Extracted data entries
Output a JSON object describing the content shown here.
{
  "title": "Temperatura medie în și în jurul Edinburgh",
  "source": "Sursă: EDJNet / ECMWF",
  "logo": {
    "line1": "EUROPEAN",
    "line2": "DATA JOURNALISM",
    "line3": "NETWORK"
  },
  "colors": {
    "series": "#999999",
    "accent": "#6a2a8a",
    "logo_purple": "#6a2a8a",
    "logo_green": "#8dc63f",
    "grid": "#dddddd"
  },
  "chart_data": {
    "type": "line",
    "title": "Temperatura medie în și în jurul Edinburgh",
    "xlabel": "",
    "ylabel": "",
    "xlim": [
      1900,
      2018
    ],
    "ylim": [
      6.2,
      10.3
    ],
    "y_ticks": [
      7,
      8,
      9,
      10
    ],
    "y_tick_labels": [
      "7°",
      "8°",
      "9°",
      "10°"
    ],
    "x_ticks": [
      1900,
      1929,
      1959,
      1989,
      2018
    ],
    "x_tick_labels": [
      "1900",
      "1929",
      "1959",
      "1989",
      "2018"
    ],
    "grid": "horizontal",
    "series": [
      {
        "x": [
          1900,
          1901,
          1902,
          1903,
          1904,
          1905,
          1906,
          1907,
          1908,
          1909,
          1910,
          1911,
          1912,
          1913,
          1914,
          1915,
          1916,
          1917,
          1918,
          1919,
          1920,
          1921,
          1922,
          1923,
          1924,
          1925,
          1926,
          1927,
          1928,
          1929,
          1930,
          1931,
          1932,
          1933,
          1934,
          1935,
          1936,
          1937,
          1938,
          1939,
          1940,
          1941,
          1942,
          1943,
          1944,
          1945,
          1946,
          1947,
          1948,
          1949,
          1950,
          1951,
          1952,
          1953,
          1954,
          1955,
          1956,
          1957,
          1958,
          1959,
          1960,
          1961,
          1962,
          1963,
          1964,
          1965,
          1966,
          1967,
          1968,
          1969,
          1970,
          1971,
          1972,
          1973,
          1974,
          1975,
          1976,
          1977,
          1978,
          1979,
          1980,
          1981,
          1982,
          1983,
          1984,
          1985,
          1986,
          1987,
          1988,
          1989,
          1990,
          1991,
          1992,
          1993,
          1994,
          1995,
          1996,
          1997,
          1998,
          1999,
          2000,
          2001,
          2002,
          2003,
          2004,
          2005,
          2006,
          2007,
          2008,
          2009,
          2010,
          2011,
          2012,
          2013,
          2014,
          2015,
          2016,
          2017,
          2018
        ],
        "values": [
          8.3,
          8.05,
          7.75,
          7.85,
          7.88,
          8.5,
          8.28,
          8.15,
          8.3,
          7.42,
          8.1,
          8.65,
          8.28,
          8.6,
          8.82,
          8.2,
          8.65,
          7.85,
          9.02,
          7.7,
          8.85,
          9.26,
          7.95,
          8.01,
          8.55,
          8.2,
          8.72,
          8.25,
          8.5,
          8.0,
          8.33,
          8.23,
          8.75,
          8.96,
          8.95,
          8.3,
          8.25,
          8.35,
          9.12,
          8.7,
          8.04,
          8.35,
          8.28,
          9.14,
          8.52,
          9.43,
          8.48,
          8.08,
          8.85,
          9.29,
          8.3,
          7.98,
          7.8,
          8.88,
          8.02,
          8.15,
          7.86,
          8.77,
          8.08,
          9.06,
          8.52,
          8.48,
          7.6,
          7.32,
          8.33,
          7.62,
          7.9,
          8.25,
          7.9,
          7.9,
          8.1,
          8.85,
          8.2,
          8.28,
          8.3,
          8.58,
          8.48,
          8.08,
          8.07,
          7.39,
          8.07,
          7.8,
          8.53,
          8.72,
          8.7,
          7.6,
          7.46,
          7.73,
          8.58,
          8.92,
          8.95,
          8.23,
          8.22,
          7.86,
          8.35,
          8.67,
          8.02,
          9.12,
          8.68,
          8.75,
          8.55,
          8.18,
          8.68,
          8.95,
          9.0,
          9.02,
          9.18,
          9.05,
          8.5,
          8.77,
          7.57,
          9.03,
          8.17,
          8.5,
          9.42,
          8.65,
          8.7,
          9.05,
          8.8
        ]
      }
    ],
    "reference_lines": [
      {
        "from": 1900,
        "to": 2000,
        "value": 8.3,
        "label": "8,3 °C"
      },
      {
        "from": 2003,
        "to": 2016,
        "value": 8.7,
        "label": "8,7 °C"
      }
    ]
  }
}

— TASK DETAILS —
What is the number of lines that hold the string "jurul"? Give it alone.

— TASK OUTPUT —
2